§ What you are asked to do
Each entry below must be repeated word for word.

§ Rows
[start]
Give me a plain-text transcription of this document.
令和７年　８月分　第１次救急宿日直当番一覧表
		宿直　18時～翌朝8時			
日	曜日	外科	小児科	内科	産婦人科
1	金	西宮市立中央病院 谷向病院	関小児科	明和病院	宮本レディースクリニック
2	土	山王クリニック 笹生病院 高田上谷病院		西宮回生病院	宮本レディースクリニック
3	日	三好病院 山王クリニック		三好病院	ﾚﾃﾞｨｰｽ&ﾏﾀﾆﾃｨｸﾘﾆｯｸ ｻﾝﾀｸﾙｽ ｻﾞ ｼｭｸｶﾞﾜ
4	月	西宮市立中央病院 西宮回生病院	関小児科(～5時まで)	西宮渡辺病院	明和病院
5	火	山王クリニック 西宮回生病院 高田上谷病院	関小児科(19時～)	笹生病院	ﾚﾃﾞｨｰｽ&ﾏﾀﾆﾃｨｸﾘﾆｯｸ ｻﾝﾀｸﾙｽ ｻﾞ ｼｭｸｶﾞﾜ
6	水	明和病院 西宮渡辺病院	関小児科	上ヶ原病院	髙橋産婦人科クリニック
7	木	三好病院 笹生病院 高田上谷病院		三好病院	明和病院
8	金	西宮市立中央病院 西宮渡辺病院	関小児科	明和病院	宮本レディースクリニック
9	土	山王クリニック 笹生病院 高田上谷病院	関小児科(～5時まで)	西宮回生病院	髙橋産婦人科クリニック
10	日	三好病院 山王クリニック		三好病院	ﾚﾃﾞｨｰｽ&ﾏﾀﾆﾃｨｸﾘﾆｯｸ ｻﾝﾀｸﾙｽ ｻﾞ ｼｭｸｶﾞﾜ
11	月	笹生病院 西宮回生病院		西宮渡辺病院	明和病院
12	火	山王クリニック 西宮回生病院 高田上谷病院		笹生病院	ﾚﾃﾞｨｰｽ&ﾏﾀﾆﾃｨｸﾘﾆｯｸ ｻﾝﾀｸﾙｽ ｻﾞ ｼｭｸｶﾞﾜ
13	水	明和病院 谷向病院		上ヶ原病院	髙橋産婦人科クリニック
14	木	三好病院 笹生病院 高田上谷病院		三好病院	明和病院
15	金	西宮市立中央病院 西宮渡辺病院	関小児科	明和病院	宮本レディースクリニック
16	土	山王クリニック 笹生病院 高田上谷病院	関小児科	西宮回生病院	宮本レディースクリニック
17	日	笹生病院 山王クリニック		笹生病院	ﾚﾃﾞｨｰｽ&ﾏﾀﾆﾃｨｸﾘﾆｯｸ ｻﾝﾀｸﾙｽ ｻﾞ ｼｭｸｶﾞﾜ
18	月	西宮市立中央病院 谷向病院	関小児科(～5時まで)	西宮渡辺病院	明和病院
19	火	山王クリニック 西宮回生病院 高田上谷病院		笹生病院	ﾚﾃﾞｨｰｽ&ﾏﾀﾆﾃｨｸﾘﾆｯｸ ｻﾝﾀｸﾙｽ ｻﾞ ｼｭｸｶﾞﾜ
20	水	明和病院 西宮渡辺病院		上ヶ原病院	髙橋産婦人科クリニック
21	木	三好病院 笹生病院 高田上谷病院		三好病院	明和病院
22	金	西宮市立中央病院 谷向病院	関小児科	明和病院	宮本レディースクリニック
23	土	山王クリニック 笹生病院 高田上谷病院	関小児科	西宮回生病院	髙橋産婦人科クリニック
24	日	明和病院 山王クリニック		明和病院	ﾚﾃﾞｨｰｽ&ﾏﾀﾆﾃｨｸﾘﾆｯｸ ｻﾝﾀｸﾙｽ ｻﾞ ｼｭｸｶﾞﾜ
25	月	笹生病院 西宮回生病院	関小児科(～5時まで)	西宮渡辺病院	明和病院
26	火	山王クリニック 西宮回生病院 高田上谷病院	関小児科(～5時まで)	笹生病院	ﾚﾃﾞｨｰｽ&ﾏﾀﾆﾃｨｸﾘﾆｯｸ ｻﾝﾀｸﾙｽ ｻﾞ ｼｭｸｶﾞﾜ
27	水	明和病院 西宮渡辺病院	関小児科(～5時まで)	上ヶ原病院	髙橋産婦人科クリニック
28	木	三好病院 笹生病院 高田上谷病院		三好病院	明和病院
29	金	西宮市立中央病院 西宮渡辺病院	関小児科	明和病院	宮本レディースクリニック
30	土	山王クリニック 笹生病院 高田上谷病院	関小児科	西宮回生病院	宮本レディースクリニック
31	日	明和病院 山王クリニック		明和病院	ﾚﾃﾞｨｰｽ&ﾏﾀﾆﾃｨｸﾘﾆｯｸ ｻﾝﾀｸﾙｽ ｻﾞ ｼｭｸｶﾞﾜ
[end]
§ Full answer
Give me a plain-text transcription of this document.
令和７年　８月分　第１次救急宿日直当番一覧表
		宿直　18時～翌朝8時			
日	曜日	外科	小児科	内科	産婦人科
1	金	西宮市立中央病院 谷向病院	関小児科	明和病院	宮本レディースクリニック
2	土	山王クリニック 笹生病院 高田上谷病院		西宮回生病院	宮本レディースクリニック
3	日	三好病院 山王クリニック		三好病院	ﾚﾃﾞｨｰｽ&ﾏﾀﾆﾃｨｸﾘﾆｯｸ ｻﾝﾀｸﾙｽ ｻﾞ ｼｭｸｶﾞﾜ
4	月	西宮市立中央病院 西宮回生病院	関小児科(～5時まで)	西宮渡辺病院	明和病院
5	火	山王クリニック 西宮回生病院 高田上谷病院	関小児科(19時～)	笹生病院	ﾚﾃﾞｨｰｽ&ﾏﾀﾆﾃｨｸﾘﾆｯｸ ｻﾝﾀｸﾙｽ ｻﾞ ｼｭｸｶﾞﾜ
6	水	明和病院 西宮渡辺病院	関小児科	上ヶ原病院	髙橋産婦人科クリニック
7	木	三好病院 笹生病院 高田上谷病院		三好病院	明和病院
8	金	西宮市立中央病院 西宮渡辺病院	関小児科	明和病院	宮本レディースクリニック
9	土	山王クリニック 笹生病院 高田上谷病院	関小児科(～5時まで)	西宮回生病院	髙橋産婦人科クリニック
10	日	三好病院 山王クリニック		三好病院	ﾚﾃﾞｨｰｽ&ﾏﾀﾆﾃｨｸﾘﾆｯｸ ｻﾝﾀｸﾙｽ ｻﾞ ｼｭｸｶﾞﾜ
11	月	笹生病院 西宮回生病院		西宮渡辺病院	明和病院
12	火	山王クリニック 西宮回生病院 高田上谷病院		笹生病院	ﾚﾃﾞｨｰｽ&ﾏﾀﾆﾃｨｸﾘﾆｯｸ ｻﾝﾀｸﾙｽ ｻﾞ ｼｭｸｶﾞﾜ
13	水	明和病院 谷向病院		上ヶ原病院	髙橋産婦人科クリニック
14	木	三好病院 笹生病院 高田上谷病院		三好病院	明和病院
15	金	西宮市立中央病院 西宮渡辺病院	関小児科	明和病院	宮本レディースクリニック
16	土	山王クリニック 笹生病院 高田上谷病院	関小児科	西宮回生病院	宮本レディースクリニック
17	日	笹生病院 山王クリニック		笹生病院	ﾚﾃﾞｨｰｽ&ﾏﾀﾆﾃｨｸﾘﾆｯｸ ｻﾝﾀｸﾙｽ ｻﾞ ｼｭｸｶﾞﾜ
18	月	西宮市立中央病院 谷向病院	関小児科(～5時まで)	西宮渡辺病院	明和病院
19	火	山王クリニック 西宮回生病院 高田上谷病院		笹生病院	ﾚﾃﾞｨｰｽ&ﾏﾀﾆﾃｨｸﾘﾆｯｸ ｻﾝﾀｸﾙｽ ｻﾞ ｼｭｸｶﾞﾜ
20	水	明和病院 西宮渡辺病院		上ヶ原病院	髙橋産婦人科クリニック
21	木	三好病院 笹生病院 高田上谷病院		三好病院	明和病院
22	金	西宮市立中央病院 谷向病院	関小児科	明和病院	宮本レディースクリニック
23	土	山王クリニック 笹生病院 高田上谷病院	関小児科	西宮回生病院	髙橋産婦人科クリニック
24	日	明和病院 山王クリニック		明和病院	ﾚﾃﾞｨｰｽ&ﾏﾀﾆﾃｨｸﾘﾆｯｸ ｻﾝﾀｸﾙｽ ｻﾞ ｼｭｸｶﾞﾜ
25	月	笹生病院 西宮回生病院	関小児科(～5時まで)	西宮渡辺病院	明和病院
26	火	山王クリニック 西宮回生病院 高田上谷病院	関小児科(～5時まで)	笹生病院	ﾚﾃﾞｨｰｽ&ﾏﾀﾆﾃｨｸﾘﾆｯｸ ｻﾝﾀｸﾙｽ ｻﾞ ｼｭｸｶﾞﾜ
27	水	明和病院 西宮渡辺病院	関小児科(～5時まで)	上ヶ原病院	髙橋産婦人科クリニック
28	木	三好病院 笹生病院 高田上谷病院		三好病院	明和病院
29	金	西宮市立中央病院 西宮渡辺病院	関小児科	明和病院	宮本レディースクリニック
30	土	山王クリニック 笹生病院 高田上谷病院	関小児科	西宮回生病院	宮本レディースクリニック
31	日	明和病院 山王クリニック		明和病院	ﾚﾃﾞｨｰｽ&ﾏﾀﾆﾃｨｸﾘﾆｯｸ ｻﾝﾀｸﾙｽ ｻﾞ ｼｭｸｶﾞﾜ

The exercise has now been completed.